### Exercise prompt
Locate the word "having" in the material, then show every line that holds it.
# # # #
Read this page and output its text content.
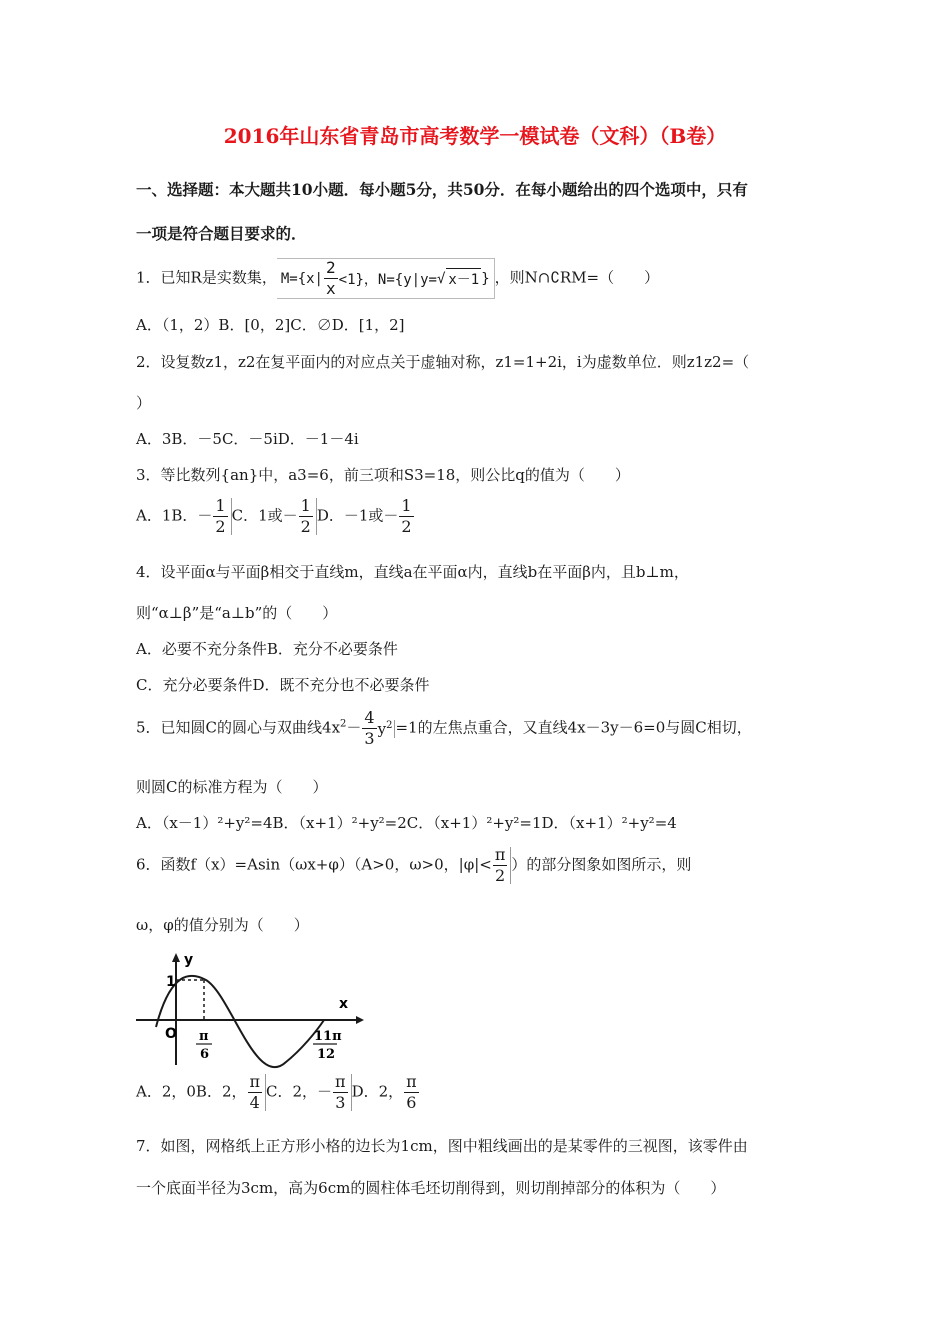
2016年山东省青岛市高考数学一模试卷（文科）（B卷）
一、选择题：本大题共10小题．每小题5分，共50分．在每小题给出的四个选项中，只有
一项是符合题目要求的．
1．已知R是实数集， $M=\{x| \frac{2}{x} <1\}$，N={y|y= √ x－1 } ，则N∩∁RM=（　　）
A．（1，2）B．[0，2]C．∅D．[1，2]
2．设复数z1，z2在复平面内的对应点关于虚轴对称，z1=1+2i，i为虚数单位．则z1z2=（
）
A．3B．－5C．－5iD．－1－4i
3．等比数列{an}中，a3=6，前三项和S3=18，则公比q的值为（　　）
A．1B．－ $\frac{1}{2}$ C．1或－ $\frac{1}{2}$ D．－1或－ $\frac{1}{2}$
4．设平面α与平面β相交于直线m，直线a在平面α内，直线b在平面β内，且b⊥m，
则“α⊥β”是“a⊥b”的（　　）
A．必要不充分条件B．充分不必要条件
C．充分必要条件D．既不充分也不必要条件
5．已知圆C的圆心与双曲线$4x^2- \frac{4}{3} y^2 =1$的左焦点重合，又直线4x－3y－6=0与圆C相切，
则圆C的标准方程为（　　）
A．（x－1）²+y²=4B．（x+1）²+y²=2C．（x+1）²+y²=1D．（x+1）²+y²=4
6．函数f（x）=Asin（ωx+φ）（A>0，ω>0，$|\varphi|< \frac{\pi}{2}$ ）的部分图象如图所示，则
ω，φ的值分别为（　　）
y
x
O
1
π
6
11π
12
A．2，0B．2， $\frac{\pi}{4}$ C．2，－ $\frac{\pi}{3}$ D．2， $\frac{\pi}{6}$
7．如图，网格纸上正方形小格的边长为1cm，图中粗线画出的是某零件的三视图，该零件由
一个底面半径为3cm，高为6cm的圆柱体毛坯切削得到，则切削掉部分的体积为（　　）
# # # #
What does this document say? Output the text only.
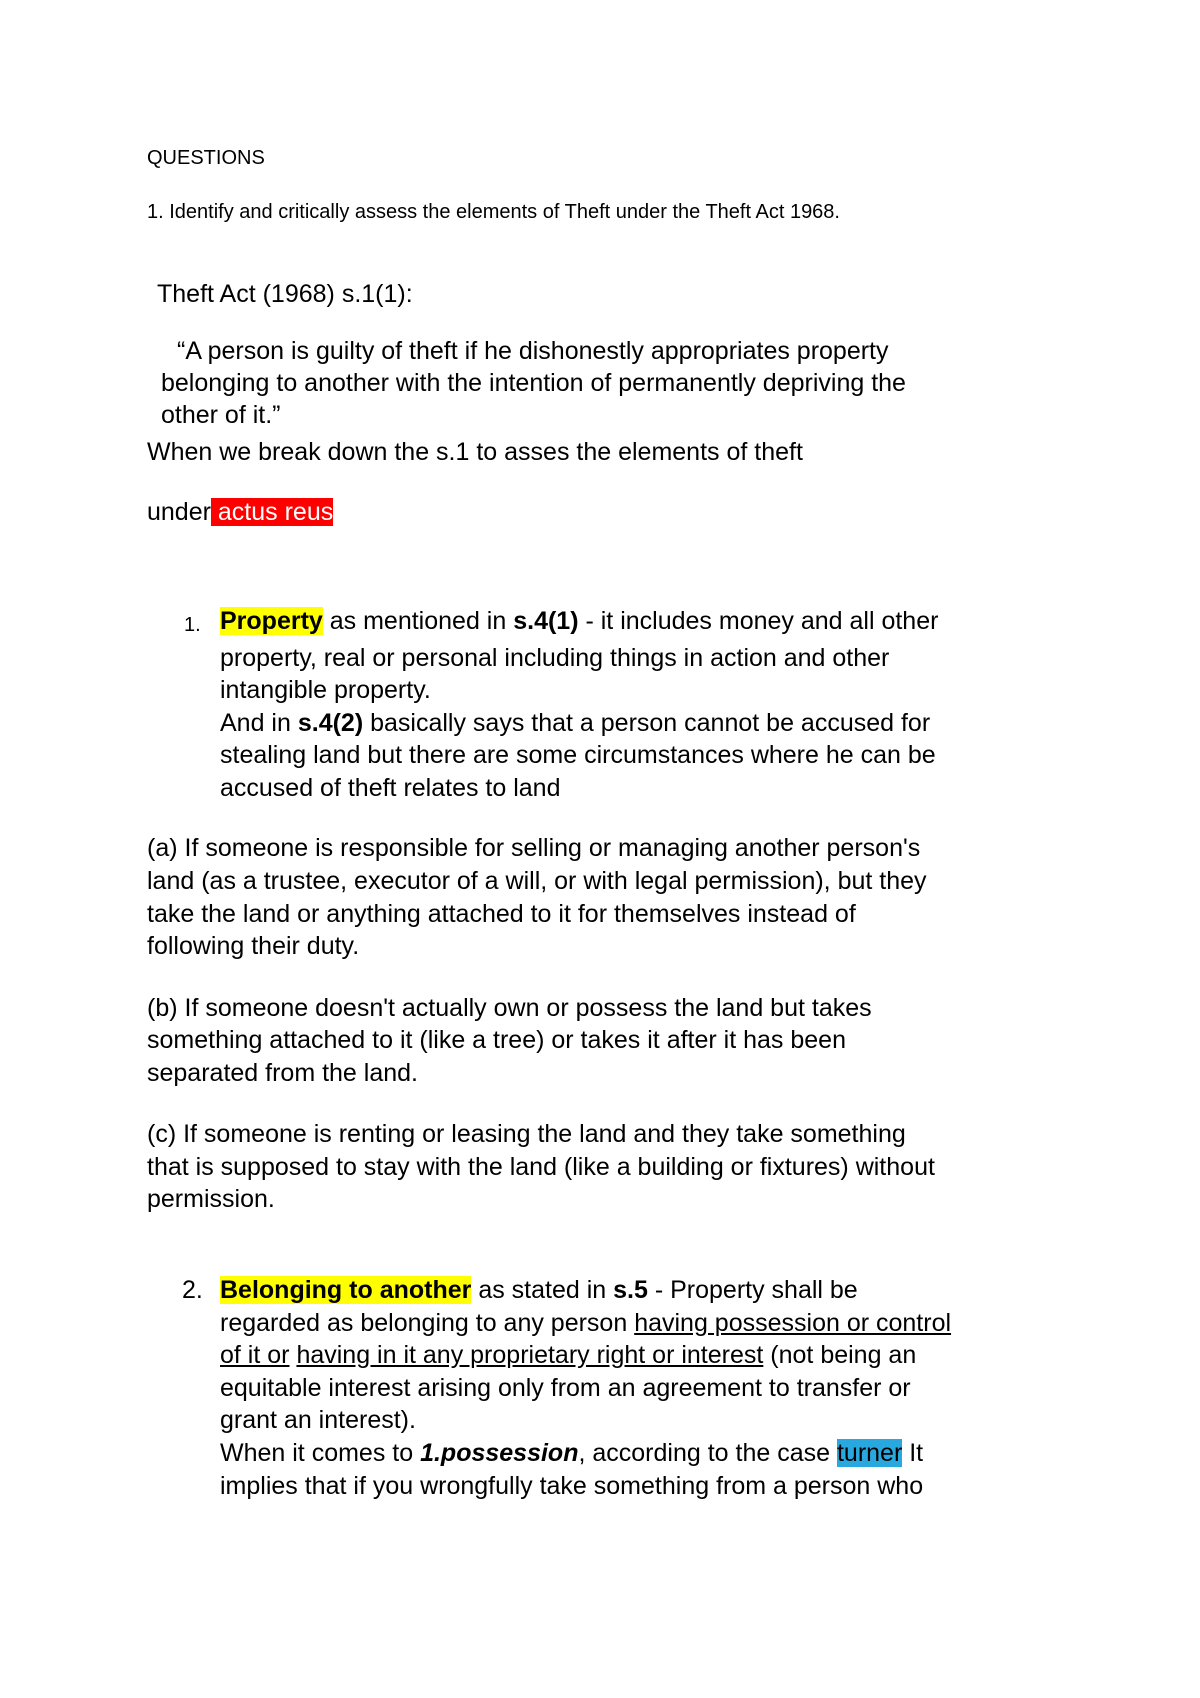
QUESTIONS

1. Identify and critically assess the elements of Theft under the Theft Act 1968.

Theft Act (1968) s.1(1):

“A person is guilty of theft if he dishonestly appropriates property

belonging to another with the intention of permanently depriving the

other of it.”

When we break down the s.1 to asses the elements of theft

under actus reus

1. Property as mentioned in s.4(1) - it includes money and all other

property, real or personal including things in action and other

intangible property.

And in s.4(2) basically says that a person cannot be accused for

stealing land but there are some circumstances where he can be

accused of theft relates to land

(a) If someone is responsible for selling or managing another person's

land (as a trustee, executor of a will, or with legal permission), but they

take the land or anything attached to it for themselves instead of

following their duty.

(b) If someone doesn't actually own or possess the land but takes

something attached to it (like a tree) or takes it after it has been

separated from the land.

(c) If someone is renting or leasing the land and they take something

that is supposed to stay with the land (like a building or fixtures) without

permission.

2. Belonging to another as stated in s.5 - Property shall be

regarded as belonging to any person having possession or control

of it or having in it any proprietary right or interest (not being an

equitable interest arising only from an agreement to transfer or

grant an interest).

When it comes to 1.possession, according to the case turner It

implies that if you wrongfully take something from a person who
# # # #
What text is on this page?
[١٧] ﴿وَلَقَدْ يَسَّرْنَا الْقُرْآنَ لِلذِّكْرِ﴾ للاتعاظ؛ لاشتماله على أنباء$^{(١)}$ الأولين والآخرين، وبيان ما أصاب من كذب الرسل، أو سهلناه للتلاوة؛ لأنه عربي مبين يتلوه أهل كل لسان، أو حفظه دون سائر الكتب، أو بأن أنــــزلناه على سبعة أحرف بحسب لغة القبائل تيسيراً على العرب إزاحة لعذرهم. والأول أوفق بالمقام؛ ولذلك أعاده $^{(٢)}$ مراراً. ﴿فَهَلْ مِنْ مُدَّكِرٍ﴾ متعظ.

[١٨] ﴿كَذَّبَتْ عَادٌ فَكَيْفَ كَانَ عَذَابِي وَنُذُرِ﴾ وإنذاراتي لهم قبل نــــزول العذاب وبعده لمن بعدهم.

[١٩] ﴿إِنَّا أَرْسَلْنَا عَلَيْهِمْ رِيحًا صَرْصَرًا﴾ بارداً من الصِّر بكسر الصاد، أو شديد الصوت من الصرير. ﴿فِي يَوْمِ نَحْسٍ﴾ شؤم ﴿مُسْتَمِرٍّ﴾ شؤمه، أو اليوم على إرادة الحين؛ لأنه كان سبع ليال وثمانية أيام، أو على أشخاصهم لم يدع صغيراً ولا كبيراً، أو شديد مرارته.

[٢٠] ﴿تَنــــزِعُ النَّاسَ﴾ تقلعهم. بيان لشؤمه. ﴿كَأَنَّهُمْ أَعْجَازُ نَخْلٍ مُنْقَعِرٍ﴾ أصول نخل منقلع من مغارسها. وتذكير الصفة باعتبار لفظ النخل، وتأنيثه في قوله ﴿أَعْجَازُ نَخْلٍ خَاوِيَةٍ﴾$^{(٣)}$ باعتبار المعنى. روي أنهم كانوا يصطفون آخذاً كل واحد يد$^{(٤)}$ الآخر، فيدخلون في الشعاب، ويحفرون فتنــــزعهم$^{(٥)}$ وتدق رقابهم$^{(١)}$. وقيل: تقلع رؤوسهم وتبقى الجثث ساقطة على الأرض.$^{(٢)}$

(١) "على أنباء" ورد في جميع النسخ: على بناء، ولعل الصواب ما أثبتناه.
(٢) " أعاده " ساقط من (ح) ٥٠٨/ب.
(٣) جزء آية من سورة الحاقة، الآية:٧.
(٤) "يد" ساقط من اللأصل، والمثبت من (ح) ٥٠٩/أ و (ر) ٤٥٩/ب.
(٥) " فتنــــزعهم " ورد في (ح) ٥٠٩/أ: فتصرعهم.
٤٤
# # # #
### Exercise result
regarded as belonging to any person having possession or control
of it or having in it any proprietary right or interest (not being an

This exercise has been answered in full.